__PROBLEM TO WORK ON__: Print the listing below in its entirety, character for character.

═════ RECORDS PROVIDED ═════

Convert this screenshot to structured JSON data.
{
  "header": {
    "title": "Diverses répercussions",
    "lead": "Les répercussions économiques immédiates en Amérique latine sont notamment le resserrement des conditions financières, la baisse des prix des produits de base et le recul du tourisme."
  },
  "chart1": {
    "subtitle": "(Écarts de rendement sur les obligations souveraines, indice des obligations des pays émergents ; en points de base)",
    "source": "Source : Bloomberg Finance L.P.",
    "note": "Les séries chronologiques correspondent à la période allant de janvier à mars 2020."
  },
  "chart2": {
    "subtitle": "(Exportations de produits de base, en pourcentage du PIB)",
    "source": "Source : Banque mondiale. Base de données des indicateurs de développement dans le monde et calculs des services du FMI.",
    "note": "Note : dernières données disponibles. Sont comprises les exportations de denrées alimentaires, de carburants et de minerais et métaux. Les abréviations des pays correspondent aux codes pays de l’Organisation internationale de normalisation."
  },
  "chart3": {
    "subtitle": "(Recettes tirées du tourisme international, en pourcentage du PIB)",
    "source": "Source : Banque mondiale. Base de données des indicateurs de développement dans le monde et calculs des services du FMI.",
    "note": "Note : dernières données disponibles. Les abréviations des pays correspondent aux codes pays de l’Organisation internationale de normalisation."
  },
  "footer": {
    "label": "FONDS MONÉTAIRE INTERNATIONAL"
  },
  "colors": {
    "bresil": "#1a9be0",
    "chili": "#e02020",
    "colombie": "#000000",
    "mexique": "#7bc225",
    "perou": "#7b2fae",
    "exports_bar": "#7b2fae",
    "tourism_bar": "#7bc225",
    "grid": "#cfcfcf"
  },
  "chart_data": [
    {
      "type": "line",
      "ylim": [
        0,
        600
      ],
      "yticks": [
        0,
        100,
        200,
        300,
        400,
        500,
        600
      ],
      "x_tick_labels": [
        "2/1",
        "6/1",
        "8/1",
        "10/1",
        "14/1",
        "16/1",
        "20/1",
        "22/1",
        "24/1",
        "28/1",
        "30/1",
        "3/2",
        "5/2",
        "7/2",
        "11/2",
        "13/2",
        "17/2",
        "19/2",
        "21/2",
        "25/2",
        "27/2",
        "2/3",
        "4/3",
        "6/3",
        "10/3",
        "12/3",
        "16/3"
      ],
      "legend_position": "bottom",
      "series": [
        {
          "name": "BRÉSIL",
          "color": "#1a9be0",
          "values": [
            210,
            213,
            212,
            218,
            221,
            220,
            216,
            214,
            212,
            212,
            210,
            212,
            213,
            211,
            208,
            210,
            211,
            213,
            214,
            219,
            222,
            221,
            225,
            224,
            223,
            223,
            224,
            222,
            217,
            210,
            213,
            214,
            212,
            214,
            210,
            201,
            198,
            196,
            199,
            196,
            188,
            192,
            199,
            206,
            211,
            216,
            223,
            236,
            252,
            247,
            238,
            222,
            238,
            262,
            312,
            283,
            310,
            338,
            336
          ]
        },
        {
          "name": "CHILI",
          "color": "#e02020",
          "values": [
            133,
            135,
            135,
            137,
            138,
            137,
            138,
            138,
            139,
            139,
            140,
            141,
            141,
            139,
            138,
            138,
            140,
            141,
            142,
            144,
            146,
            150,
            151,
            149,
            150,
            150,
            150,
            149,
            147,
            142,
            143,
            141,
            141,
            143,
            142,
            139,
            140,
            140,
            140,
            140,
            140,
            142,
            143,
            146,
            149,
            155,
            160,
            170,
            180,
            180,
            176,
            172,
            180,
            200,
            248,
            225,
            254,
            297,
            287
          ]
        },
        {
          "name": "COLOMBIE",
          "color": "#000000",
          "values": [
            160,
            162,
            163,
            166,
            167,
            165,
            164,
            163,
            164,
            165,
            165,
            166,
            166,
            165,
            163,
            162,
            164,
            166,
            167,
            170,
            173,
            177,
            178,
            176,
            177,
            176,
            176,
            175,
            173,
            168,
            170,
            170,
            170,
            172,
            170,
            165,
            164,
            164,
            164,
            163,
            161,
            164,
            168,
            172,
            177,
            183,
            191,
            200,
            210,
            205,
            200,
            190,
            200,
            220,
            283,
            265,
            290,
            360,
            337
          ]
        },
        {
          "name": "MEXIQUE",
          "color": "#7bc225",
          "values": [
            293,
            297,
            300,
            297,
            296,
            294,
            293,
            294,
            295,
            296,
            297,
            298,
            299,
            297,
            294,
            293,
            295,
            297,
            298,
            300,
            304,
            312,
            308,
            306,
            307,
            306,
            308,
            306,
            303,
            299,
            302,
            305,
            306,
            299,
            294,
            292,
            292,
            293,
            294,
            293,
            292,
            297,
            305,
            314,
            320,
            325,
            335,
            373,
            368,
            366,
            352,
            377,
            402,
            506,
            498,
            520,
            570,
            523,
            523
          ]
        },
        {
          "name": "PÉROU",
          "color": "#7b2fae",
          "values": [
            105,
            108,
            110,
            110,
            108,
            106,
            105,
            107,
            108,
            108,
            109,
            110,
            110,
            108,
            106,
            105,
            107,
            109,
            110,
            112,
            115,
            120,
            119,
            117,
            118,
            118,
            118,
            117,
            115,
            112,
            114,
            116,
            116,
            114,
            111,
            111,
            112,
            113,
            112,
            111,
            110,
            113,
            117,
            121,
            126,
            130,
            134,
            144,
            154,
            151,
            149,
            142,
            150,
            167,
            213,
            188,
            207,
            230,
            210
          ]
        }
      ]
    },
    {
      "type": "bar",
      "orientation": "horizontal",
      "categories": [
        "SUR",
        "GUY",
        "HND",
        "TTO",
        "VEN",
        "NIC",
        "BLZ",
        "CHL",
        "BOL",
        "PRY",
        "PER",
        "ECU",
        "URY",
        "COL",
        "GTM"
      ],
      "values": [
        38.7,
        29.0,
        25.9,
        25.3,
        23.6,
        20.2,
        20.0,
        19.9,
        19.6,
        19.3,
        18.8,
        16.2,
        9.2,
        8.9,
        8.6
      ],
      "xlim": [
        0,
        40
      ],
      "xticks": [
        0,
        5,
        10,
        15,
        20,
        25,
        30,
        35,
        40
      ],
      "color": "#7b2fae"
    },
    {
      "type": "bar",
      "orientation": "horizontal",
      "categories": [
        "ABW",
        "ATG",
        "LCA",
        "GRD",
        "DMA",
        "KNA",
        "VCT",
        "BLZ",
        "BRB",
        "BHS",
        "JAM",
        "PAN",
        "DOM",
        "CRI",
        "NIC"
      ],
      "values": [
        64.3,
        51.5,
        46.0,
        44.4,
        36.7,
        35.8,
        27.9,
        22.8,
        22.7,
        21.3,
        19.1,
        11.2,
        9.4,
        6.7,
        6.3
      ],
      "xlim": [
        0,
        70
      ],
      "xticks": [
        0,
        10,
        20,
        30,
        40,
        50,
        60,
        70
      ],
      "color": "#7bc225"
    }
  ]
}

═════

__OUTPUT OF THE EXERCISE__:
Convert this screenshot to structured JSON data.
{
  "header": {
    "title": "Diverses répercussions",
    "lead": "Les répercussions économiques immédiates en Amérique latine sont notamment le resserrement des conditions financières, la baisse des prix des produits de base et le recul du tourisme."
  },
  "chart1": {
    "subtitle": "(Écarts de rendement sur les obligations souveraines, indice des obligations des pays émergents ; en points de base)",
    "source": "Source : Bloomberg Finance L.P.",
    "note": "Les séries chronologiques correspondent à la période allant de janvier à mars 2020."
  },
  "chart2": {
    "subtitle": "(Exportations de produits de base, en pourcentage du PIB)",
    "source": "Source : Banque mondiale. Base de données des indicateurs de développement dans le monde et calculs des services du FMI.",
    "note": "Note : dernières données disponibles. Sont comprises les exportations de denrées alimentaires, de carburants et de minerais et métaux. Les abréviations des pays correspondent aux codes pays de l’Organisation internationale de normalisation."
  },
  "chart3": {
    "subtitle": "(Recettes tirées du tourisme international, en pourcentage du PIB)",
    "source": "Source : Banque mondiale. Base de données des indicateurs de développement dans le monde et calculs des services du FMI.",
    "note": "Note : dernières données disponibles. Les abréviations des pays correspondent aux codes pays de l’Organisation internationale de normalisation."
  },
  "footer": {
    "label": "FONDS MONÉTAIRE INTERNATIONAL"
  },
  "colors": {
    "bresil": "#1a9be0",
    "chili": "#e02020",
    "colombie": "#000000",
    "mexique": "#7bc225",
    "perou": "#7b2fae",
    "exports_bar": "#7b2fae",
    "tourism_bar": "#7bc225",
    "grid": "#cfcfcf"
  },
  "chart_data": [
    {
      "type": "line",
      "ylim": [
        0,
        600
      ],
      "yticks": [
        0,
        100,
        200,
        300,
        400,
        500,
        600
      ],
      "x_tick_labels": [
        "2/1",
        "6/1",
        "8/1",
        "10/1",
        "14/1",
        "16/1",
        "20/1",
        "22/1",
        "24/1",
        "28/1",
        "30/1",
        "3/2",
        "5/2",
        "7/2",
        "11/2",
        "13/2",
        "17/2",
        "19/2",
        "21/2",
        "25/2",
        "27/2",
        "2/3",
        "4/3",
        "6/3",
        "10/3",
        "12/3",
        "16/3"
      ],
      "legend_position": "bottom",
      "series": [
        {
          "name": "BRÉSIL",
          "color": "#1a9be0",
          "values": [
            210,
            213,
            212,
            218,
            221,
            220,
            216,
            214,
            212,
            212,
            210,
            212,
            213,
            211,
            208,
            210,
            211,
            213,
            214,
            219,
            222,
            221,
            225,
            224,
            223,
            223,
            224,
            222,
            217,
            210,
            213,
            214,
            212,
            214,
            210,
            201,
            198,
            196,
            199,
            196,
            188,
            192,
            199,
            206,
            211,
            216,
            223,
            236,
            252,
            247,
            238,
            222,
            238,
            262,
            312,
            283,
            310,
            338,
            336
          ]
        },
        {
          "name": "CHILI",
          "color": "#e02020",
          "values": [
            133,
            135,
            135,
            137,
            138,
            137,
            138,
            138,
            139,
            139,
            140,
            141,
            141,
            139,
            138,
            138,
            140,
            141,
            142,
            144,
            146,
            150,
            151,
            149,
            150,
            150,
            150,
            149,
            147,
            142,
            143,
            141,
            141,
            143,
            142,
            139,
            140,
            140,
            140,
            140,
            140,
            142,
            143,
            146,
            149,
            155,
            160,
            170,
            180,
            180,
            176,
            172,
            180,
            200,
            248,
            225,
            254,
            297,
            287
          ]
        },
        {
          "name": "COLOMBIE",
          "color": "#000000",
          "values": [
            160,
            162,
            163,
            166,
            167,
            165,
            164,
            163,
            164,
            165,
            165,
            166,
            166,
            165,
            163,
            162,
            164,
            166,
            167,
            170,
            173,
            177,
            178,
            176,
            177,
            176,
            176,
            175,
            173,
            168,
            170,
            170,
            170,
            172,
            170,
            165,
            164,
            164,
            164,
            163,
            161,
            164,
            168,
            172,
            177,
            183,
            191,
            200,
            210,
            205,
            200,
            190,
            200,
            220,
            283,
            265,
            290,
            360,
            337
          ]
        },
        {
          "name": "MEXIQUE",
          "color": "#7bc225",
          "values": [
            293,
            297,
            300,
            297,
            296,
            294,
            293,
            294,
            295,
            296,
            297,
            298,
            299,
            297,
            294,
            293,
            295,
            297,
            298,
            300,
            304,
            312,
            308,
            306,
            307,
            306,
            308,
            306,
            303,
            299,
            302,
            305,
            306,
            299,
            294,
            292,
            292,
            293,
            294,
            293,
            292,
            297,
            305,
            314,
            320,
            325,
            335,
            373,
            368,
            366,
            352,
            377,
            402,
            506,
            498,
            520,
            570,
            523,
            523
          ]
        },
        {
          "name": "PÉROU",
          "color": "#7b2fae",
          "values": [
            105,
            108,
            110,
            110,
            108,
            106,
            105,
            107,
            108,
            108,
            109,
            110,
            110,
            108,
            106,
            105,
            107,
            109,
            110,
            112,
            115,
            120,
            119,
            117,
            118,
            118,
            118,
            117,
            115,
            112,
            114,
            116,
            116,
            114,
            111,
            111,
            112,
            113,
            112,
            111,
            110,
            113,
            117,
            121,
            126,
            130,
            134,
            144,
            154,
            151,
            149,
            142,
            150,
            167,
            213,
            188,
            207,
            230,
            210
          ]
        }
      ]
    },
    {
      "type": "bar",
      "orientation": "horizontal",
      "categories": [
        "SUR",
        "GUY",
        "HND",
        "TTO",
        "VEN",
        "NIC",
        "BLZ",
        "CHL",
        "BOL",
        "PRY",
        "PER",
        "ECU",
        "URY",
        "COL",
        "GTM"
      ],
      "values": [
        38.7,
        29.0,
        25.9,
        25.3,
        23.6,
        20.2,
        20.0,
        19.9,
        19.6,
        19.3,
        18.8,
        16.2,
        9.2,
        8.9,
        8.6
      ],
      "xlim": [
        0,
        40
      ],
      "xticks": [
        0,
        5,
        10,
        15,
        20,
        25,
        30,
        35,
        40
      ],
      "color": "#7b2fae"
    },
    {
      "type": "bar",
      "orientation": "horizontal",
      "categories": [
        "ABW",
        "ATG",
        "LCA",
        "GRD",
        "DMA",
        "KNA",
        "VCT",
        "BLZ",
        "BRB",
        "BHS",
        "JAM",
        "PAN",
        "DOM",
        "CRI",
        "NIC"
      ],
      "values": [
        64.3,
        51.5,
        46.0,
        44.4,
        36.7,
        35.8,
        27.9,
        22.8,
        22.7,
        21.3,
        19.1,
        11.2,
        9.4,
        6.7,
        6.3
      ],
      "xlim": [
        0,
        70
      ],
      "xticks": [
        0,
        10,
        20,
        30,
        40,
        50,
        60,
        70
      ],
      "color": "#7bc225"
    }
  ]
}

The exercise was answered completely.